--- Exercise prompt ---
Copy each line below without leaving any out.

--- Exercise materials ---
━━━━

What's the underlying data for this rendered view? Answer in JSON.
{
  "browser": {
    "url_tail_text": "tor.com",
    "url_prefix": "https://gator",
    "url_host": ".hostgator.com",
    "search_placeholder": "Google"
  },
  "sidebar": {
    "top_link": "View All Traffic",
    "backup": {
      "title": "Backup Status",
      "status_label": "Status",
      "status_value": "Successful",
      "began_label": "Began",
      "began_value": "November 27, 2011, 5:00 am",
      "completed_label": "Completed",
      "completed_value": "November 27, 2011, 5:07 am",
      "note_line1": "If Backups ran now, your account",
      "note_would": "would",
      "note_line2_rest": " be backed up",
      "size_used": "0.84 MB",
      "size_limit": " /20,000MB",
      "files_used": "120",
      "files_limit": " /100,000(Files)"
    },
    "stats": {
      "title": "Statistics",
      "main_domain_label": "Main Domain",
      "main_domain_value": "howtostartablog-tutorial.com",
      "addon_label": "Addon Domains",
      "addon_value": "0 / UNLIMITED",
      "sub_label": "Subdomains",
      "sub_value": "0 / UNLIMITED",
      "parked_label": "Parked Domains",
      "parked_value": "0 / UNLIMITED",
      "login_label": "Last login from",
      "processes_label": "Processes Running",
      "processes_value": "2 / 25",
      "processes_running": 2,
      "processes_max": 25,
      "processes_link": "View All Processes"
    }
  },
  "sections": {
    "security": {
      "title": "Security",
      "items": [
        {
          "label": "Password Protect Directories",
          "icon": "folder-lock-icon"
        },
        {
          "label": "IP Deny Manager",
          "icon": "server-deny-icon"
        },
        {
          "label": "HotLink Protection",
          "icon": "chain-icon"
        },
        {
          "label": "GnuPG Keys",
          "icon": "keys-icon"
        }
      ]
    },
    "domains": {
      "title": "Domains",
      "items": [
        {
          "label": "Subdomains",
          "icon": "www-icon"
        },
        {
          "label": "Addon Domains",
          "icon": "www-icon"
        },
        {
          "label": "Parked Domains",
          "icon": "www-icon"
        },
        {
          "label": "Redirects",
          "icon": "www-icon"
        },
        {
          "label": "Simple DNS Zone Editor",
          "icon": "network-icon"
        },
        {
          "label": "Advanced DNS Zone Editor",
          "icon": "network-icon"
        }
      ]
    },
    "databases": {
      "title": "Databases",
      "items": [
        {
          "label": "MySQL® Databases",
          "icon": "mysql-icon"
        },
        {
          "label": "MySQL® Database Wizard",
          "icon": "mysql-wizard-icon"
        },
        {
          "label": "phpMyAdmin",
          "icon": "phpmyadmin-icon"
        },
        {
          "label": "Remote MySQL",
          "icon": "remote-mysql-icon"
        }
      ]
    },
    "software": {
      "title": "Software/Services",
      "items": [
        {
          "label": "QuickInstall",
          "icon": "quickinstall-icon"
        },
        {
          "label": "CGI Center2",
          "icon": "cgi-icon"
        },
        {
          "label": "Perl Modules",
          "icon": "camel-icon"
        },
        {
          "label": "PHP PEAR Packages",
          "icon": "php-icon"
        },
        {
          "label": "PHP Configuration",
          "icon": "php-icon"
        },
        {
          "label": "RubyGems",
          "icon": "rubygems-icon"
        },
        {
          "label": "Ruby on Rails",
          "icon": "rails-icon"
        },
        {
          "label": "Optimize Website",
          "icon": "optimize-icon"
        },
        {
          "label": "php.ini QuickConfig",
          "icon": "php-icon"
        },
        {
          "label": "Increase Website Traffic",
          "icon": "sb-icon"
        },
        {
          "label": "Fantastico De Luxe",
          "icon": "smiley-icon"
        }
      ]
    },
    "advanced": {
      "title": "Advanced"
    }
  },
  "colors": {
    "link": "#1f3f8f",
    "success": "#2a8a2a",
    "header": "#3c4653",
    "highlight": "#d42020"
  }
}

━━━━

--- Result ---
What's the underlying data for this rendered view? Answer in JSON.
{
  "browser": {
    "url_tail_text": "tor.com",
    "url_prefix": "https://gator",
    "url_host": ".hostgator.com",
    "search_placeholder": "Google"
  },
  "sidebar": {
    "top_link": "View All Traffic",
    "backup": {
      "title": "Backup Status",
      "status_label": "Status",
      "status_value": "Successful",
      "began_label": "Began",
      "began_value": "November 27, 2011, 5:00 am",
      "completed_label": "Completed",
      "completed_value": "November 27, 2011, 5:07 am",
      "note_line1": "If Backups ran now, your account",
      "note_would": "would",
      "note_line2_rest": " be backed up",
      "size_used": "0.84 MB",
      "size_limit": " /20,000MB",
      "files_used": "120",
      "files_limit": " /100,000(Files)"
    },
    "stats": {
      "title": "Statistics",
      "main_domain_label": "Main Domain",
      "main_domain_value": "howtostartablog-tutorial.com",
      "addon_label": "Addon Domains",
      "addon_value": "0 / UNLIMITED",
      "sub_label": "Subdomains",
      "sub_value": "0 / UNLIMITED",
      "parked_label": "Parked Domains",
      "parked_value": "0 / UNLIMITED",
      "login_label": "Last login from",
      "processes_label": "Processes Running",
      "processes_value": "2 / 25",
      "processes_running": 2,
      "processes_max": 25,
      "processes_link": "View All Processes"
    }
  },
  "sections": {
    "security": {
      "title": "Security",
      "items": [
        {
          "label": "Password Protect Directories",
          "icon": "folder-lock-icon"
        },
        {
          "label": "IP Deny Manager",
          "icon": "server-deny-icon"
        },
        {
          "label": "HotLink Protection",
          "icon": "chain-icon"
        },
        {
          "label": "GnuPG Keys",
          "icon": "keys-icon"
        }
      ]
    },
    "domains": {
      "title": "Domains",
      "items": [
        {
          "label": "Subdomains",
          "icon": "www-icon"
        },
        {
          "label": "Addon Domains",
          "icon": "www-icon"
        },
        {
          "label": "Parked Domains",
          "icon": "www-icon"
        },
        {
          "label": "Redirects",
          "icon": "www-icon"
        },
        {
          "label": "Simple DNS Zone Editor",
          "icon": "network-icon"
        },
        {
          "label": "Advanced DNS Zone Editor",
          "icon": "network-icon"
        }
      ]
    },
    "databases": {
      "title": "Databases",
      "items": [
        {
          "label": "MySQL® Databases",
          "icon": "mysql-icon"
        },
        {
          "label": "MySQL® Database Wizard",
          "icon": "mysql-wizard-icon"
        },
        {
          "label": "phpMyAdmin",
          "icon": "phpmyadmin-icon"
        },
        {
          "label": "Remote MySQL",
          "icon": "remote-mysql-icon"
        }
      ]
    },
    "software": {
      "title": "Software/Services",
      "items": [
        {
          "label": "QuickInstall",
          "icon": "quickinstall-icon"
        },
        {
          "label": "CGI Center2",
          "icon": "cgi-icon"
        },
        {
          "label": "Perl Modules",
          "icon": "camel-icon"
        },
        {
          "label": "PHP PEAR Packages",
          "icon": "php-icon"
        },
        {
          "label": "PHP Configuration",
          "icon": "php-icon"
        },
        {
          "label": "RubyGems",
          "icon": "rubygems-icon"
        },
        {
          "label": "Ruby on Rails",
          "icon": "rails-icon"
        },
        {
          "label": "Optimize Website",
          "icon": "optimize-icon"
        },
        {
          "label": "php.ini QuickConfig",
          "icon": "php-icon"
        },
        {
          "label": "Increase Website Traffic",
          "icon": "sb-icon"
        },
        {
          "label": "Fantastico De Luxe",
          "icon": "smiley-icon"
        }
      ]
    },
    "advanced": {
      "title": "Advanced"
    }
  },
  "colors": {
    "link": "#1f3f8f",
    "success": "#2a8a2a",
    "header": "#3c4653",
    "highlight": "#d42020"
  }
}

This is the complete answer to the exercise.